### Instructions to follow
Scan the data below and pick out the lines containing the word "privacidade".

### Supplied material
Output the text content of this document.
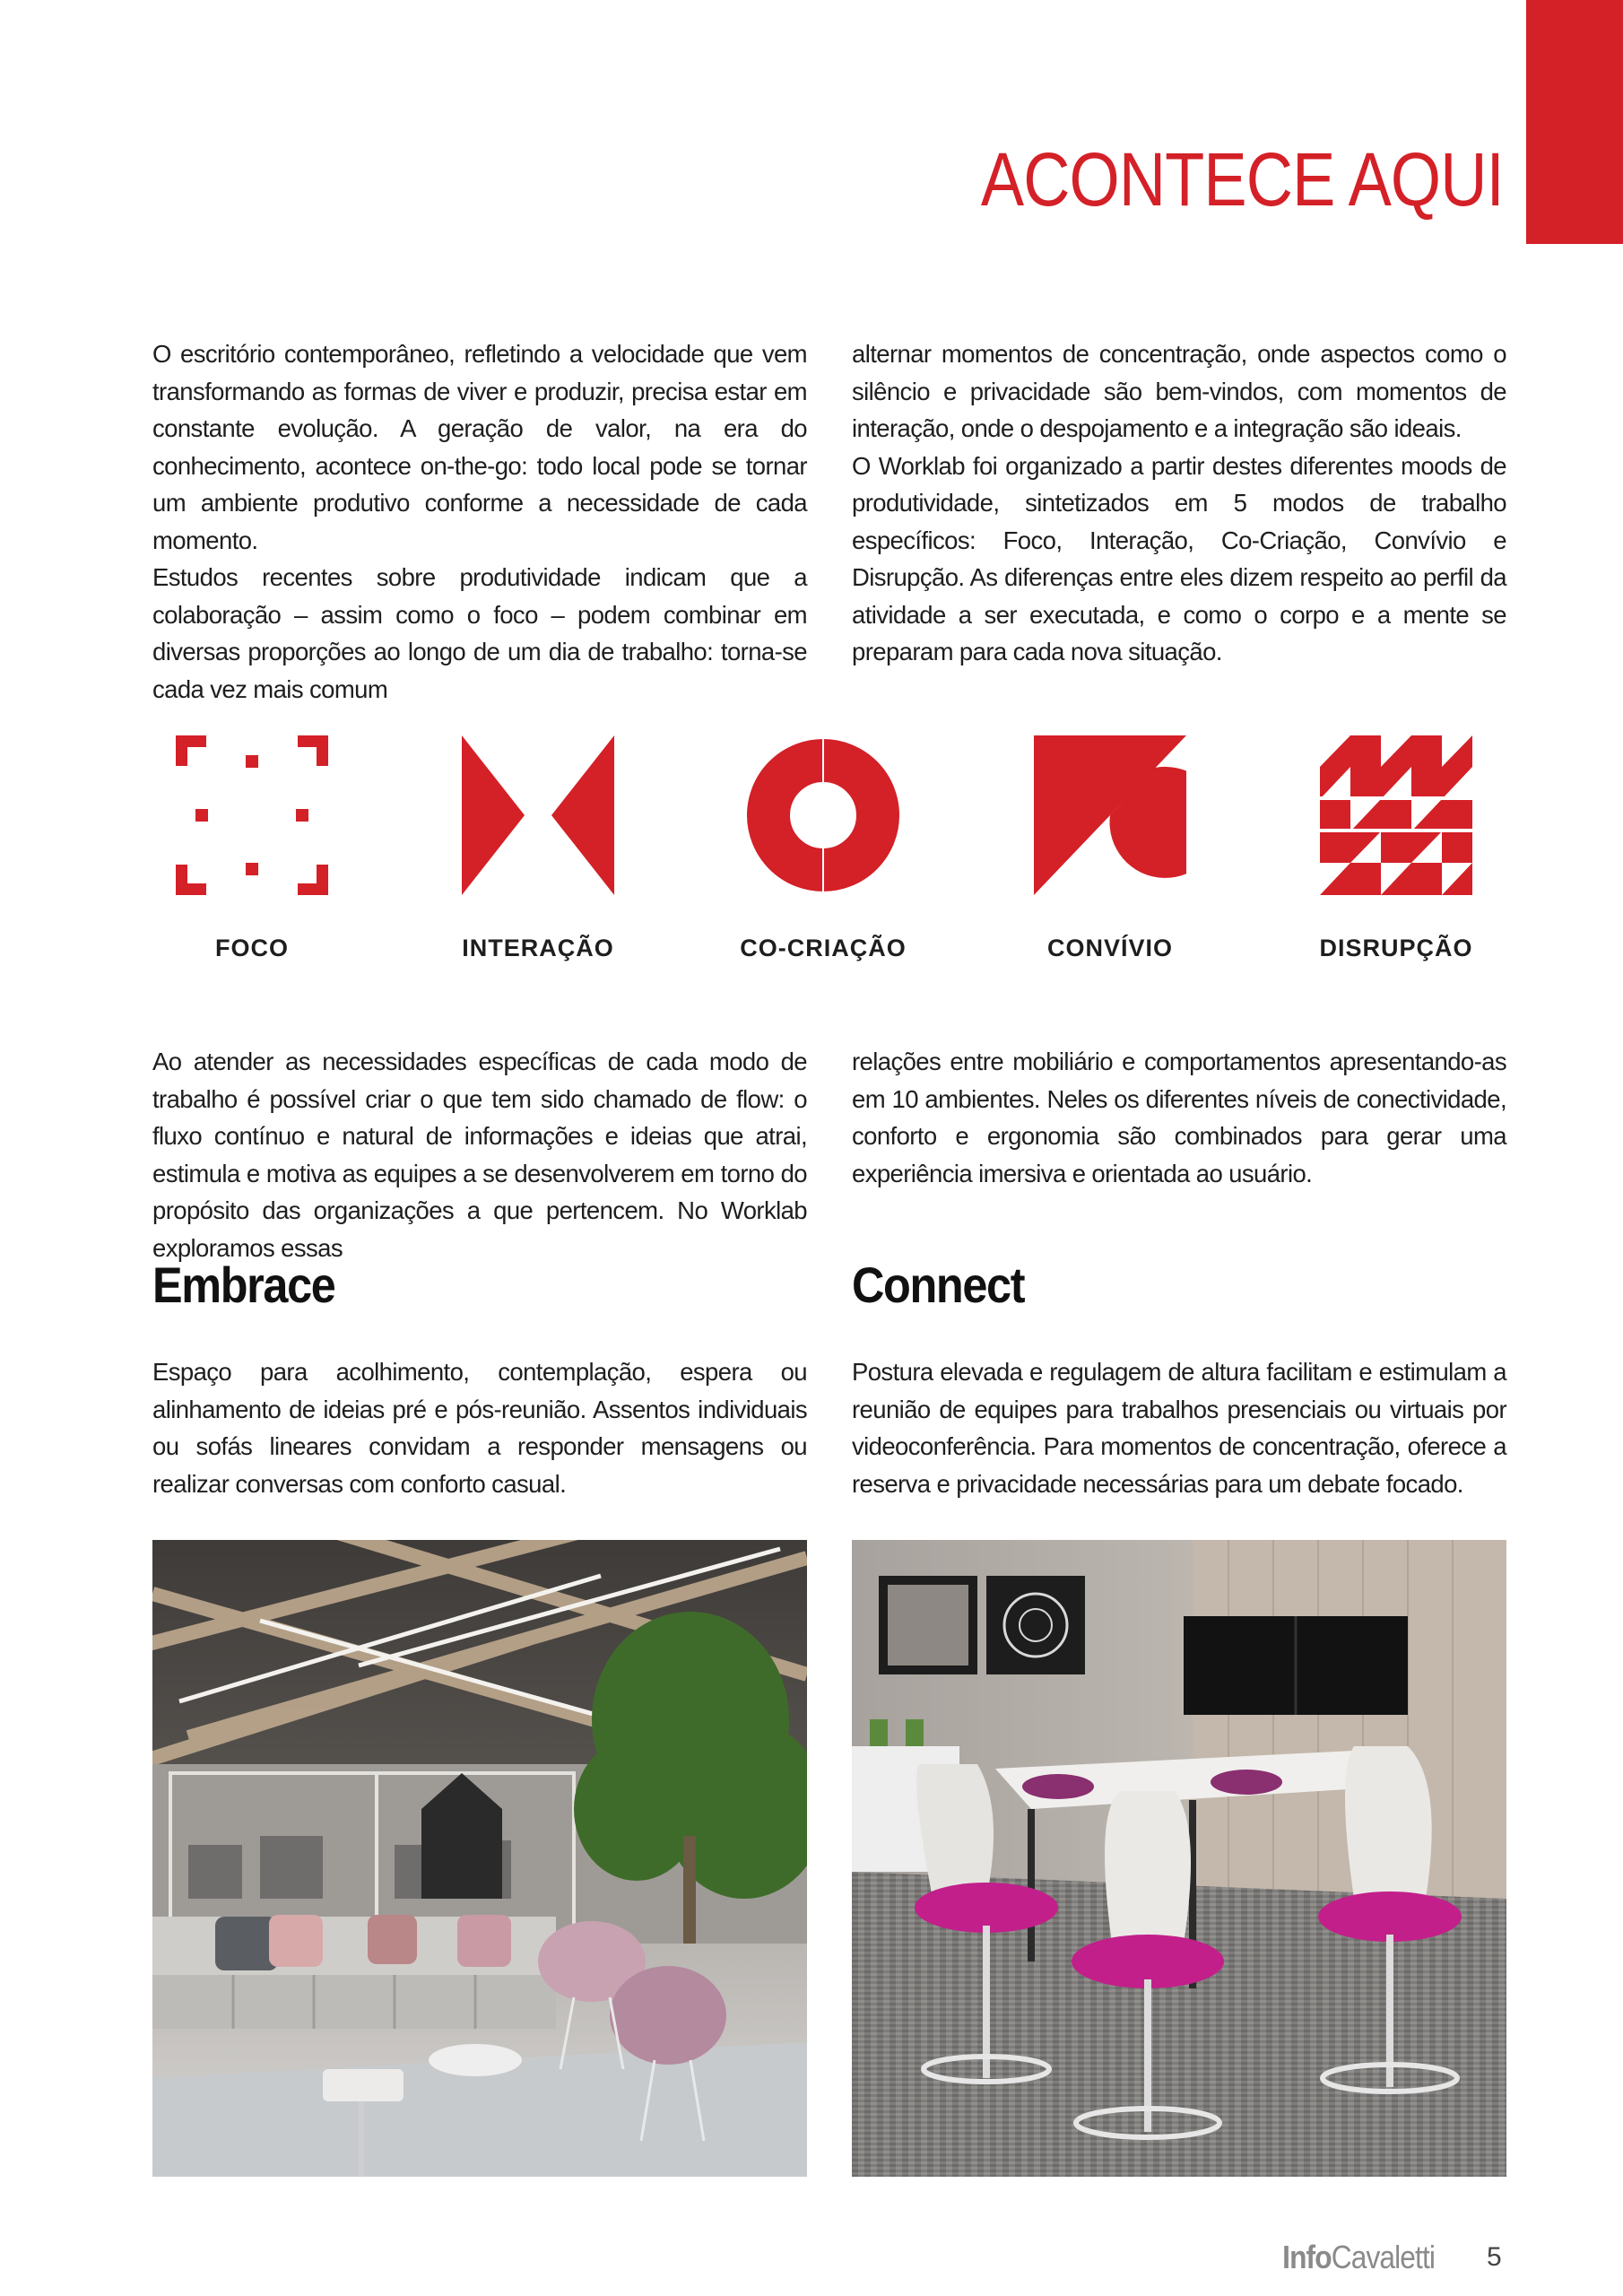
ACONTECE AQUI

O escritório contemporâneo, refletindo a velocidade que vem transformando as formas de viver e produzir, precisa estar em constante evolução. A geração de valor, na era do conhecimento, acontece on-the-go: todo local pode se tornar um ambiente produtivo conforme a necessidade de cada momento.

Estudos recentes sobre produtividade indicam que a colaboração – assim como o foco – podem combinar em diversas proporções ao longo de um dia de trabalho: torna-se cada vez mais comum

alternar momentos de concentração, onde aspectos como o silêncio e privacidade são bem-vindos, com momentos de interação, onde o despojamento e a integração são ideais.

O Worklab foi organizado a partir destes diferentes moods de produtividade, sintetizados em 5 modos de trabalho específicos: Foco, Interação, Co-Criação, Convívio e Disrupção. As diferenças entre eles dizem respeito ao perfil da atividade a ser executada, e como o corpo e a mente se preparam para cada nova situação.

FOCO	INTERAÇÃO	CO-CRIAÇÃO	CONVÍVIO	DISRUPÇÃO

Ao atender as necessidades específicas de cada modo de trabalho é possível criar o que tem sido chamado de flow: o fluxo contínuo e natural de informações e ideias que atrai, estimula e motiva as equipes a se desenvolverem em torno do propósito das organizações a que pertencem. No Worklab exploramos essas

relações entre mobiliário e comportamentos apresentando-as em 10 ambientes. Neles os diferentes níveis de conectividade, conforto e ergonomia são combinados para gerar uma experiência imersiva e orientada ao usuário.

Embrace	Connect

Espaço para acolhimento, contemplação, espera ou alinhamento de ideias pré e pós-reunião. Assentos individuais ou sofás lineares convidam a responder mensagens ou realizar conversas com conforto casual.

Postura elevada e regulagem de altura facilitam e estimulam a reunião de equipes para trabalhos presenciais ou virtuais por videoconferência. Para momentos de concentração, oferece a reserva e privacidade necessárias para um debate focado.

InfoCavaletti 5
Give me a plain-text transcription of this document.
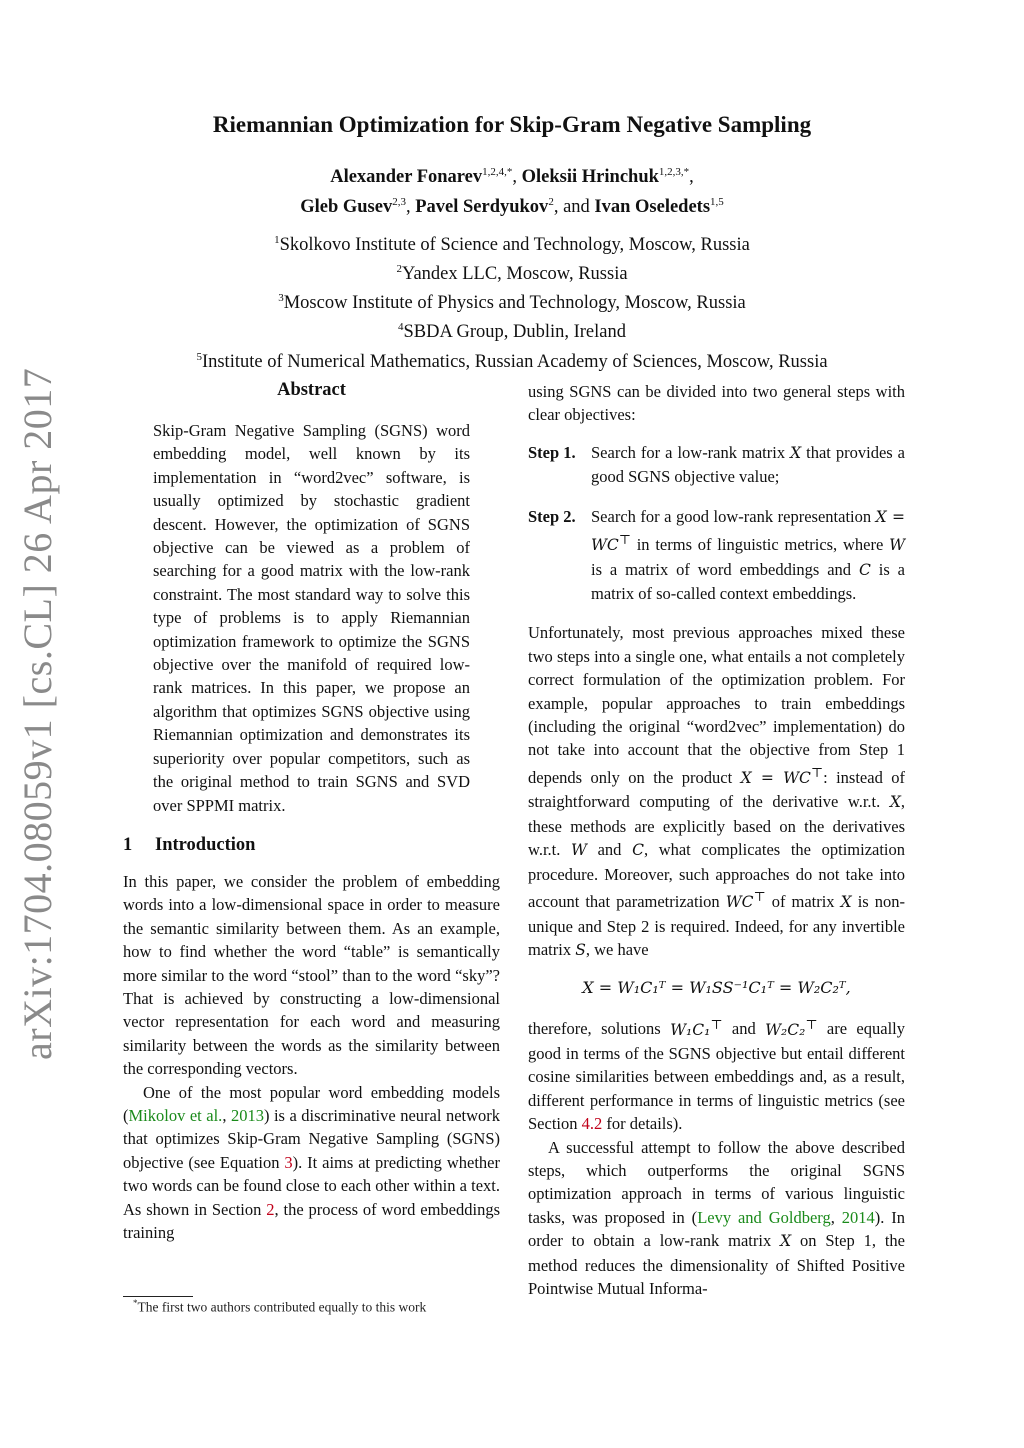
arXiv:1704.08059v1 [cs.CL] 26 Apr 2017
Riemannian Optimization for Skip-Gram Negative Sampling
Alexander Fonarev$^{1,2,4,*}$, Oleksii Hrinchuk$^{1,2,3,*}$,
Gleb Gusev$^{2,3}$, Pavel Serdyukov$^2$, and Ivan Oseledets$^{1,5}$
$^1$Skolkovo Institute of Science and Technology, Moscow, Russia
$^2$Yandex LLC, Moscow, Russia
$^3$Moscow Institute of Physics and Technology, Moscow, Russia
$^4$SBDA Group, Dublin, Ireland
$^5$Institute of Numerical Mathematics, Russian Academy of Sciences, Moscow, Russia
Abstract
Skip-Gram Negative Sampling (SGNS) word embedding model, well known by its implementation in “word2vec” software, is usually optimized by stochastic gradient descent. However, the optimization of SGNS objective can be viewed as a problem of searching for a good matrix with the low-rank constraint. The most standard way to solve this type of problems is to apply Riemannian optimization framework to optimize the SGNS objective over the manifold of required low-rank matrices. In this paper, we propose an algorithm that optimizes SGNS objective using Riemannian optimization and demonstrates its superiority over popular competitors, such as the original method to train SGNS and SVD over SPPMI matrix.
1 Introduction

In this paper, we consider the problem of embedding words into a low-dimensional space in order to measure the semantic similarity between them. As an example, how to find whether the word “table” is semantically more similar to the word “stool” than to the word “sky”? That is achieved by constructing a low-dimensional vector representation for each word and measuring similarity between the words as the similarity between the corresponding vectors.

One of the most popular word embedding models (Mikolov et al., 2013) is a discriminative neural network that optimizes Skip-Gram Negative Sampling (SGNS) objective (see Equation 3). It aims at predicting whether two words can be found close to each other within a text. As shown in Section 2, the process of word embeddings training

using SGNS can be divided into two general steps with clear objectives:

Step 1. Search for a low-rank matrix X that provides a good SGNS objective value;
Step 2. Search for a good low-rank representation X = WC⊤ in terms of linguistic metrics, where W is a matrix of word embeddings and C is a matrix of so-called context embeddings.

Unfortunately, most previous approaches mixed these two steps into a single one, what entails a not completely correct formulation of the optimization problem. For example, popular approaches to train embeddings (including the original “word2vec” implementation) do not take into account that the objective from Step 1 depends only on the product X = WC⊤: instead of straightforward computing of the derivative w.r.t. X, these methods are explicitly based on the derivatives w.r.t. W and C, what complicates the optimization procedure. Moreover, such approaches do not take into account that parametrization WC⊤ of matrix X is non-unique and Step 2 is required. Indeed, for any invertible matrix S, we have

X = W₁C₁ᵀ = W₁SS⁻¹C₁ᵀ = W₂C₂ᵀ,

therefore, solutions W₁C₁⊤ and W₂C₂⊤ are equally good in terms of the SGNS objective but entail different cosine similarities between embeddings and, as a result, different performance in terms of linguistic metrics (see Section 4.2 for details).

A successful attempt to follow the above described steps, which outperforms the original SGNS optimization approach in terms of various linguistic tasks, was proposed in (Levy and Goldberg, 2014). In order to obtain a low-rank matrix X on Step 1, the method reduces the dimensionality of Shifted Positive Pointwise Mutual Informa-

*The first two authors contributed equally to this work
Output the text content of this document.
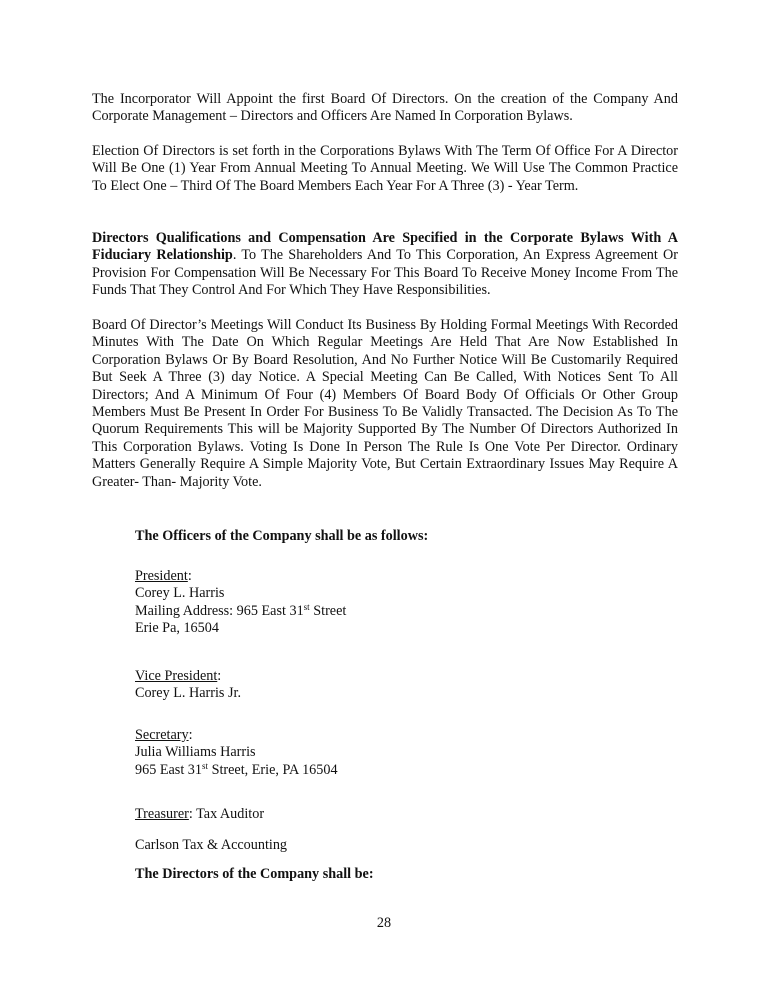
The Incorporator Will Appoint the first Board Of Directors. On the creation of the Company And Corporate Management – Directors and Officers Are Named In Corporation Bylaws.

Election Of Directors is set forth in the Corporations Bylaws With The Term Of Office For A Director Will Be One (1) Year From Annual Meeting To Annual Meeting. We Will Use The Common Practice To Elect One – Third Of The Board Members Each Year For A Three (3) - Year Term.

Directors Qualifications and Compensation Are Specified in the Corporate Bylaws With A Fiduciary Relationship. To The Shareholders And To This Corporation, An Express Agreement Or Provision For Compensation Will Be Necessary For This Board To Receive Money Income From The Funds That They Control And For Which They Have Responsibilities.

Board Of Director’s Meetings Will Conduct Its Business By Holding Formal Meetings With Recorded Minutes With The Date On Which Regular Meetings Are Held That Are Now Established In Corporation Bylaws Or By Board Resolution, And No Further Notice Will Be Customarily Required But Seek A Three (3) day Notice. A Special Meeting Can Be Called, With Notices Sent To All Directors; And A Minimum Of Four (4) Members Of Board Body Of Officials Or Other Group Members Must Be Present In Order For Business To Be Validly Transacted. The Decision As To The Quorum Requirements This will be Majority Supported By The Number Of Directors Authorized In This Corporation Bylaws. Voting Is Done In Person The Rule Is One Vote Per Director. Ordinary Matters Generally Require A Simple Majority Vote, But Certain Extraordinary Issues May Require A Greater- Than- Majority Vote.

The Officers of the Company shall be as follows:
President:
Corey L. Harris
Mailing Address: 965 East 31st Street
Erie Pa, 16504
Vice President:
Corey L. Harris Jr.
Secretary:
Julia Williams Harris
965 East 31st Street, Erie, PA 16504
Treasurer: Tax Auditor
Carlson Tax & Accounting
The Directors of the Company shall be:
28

### Finished task
alternar momentos de concentração, onde aspectos como o silêncio e privacidade são bem-vindos, com momentos de interação, onde o despojamento e a integração são ideais.
Postura elevada e regulagem de altura facilitam e estimulam a reunião de equipes para trabalhos presenciais ou virtuais por videoconferência. Para momentos de concentração, oferece a reserva e privacidade necessárias para um debate focado.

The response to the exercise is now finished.